Find each line in the entries below that contains the string "없습니다", and copy those lines.

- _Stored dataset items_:
════════
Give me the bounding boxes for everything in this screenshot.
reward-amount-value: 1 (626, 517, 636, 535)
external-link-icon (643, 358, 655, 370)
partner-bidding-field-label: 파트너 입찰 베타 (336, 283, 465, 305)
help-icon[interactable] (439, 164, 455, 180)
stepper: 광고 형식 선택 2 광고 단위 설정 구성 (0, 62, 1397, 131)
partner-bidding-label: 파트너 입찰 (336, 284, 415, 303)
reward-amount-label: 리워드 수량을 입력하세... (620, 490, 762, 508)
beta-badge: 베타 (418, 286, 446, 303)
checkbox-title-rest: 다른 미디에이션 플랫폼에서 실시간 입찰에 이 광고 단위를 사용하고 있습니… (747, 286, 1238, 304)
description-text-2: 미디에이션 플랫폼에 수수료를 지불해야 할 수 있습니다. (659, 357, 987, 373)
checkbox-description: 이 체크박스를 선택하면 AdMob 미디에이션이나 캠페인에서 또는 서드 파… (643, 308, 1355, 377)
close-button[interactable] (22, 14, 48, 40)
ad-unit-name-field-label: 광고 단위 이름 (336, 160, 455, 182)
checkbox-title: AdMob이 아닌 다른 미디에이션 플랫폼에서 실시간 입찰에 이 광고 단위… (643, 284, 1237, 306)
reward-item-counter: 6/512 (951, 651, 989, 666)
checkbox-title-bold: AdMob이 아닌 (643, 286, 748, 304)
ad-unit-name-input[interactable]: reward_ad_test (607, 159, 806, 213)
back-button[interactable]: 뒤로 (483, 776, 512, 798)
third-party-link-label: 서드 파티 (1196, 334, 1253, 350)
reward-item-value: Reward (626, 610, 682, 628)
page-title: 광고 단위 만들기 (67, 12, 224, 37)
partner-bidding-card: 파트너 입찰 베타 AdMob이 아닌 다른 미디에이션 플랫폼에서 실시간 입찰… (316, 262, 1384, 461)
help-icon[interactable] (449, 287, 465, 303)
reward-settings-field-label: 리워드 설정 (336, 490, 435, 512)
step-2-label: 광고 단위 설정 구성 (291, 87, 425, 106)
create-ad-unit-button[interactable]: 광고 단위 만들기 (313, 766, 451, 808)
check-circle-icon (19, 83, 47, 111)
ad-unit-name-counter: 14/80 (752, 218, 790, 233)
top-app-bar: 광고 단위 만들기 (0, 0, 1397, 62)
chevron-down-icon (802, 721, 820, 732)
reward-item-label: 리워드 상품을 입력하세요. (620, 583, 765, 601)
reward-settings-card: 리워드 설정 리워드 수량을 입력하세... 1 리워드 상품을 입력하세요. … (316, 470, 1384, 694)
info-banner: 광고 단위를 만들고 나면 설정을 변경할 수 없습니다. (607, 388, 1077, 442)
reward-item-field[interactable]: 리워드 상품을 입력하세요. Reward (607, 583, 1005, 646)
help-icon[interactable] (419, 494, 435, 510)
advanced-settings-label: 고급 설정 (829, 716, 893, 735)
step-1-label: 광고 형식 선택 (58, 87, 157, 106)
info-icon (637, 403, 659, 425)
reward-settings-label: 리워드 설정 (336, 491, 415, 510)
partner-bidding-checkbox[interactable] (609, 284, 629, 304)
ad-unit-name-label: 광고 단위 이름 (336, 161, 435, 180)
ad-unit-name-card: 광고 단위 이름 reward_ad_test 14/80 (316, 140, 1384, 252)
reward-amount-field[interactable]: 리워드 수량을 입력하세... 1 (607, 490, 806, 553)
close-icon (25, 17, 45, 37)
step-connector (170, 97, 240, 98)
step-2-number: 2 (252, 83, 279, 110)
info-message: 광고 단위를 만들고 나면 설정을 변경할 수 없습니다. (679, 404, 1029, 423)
════════
- _SOLVED PROBLEM_:
info-banner: 광고 단위를 만들고 나면 설정을 변경할 수 없습니다. (607, 388, 1077, 442)
info-message: 광고 단위를 만들고 나면 설정을 변경할 수 없습니다. (679, 404, 1029, 423)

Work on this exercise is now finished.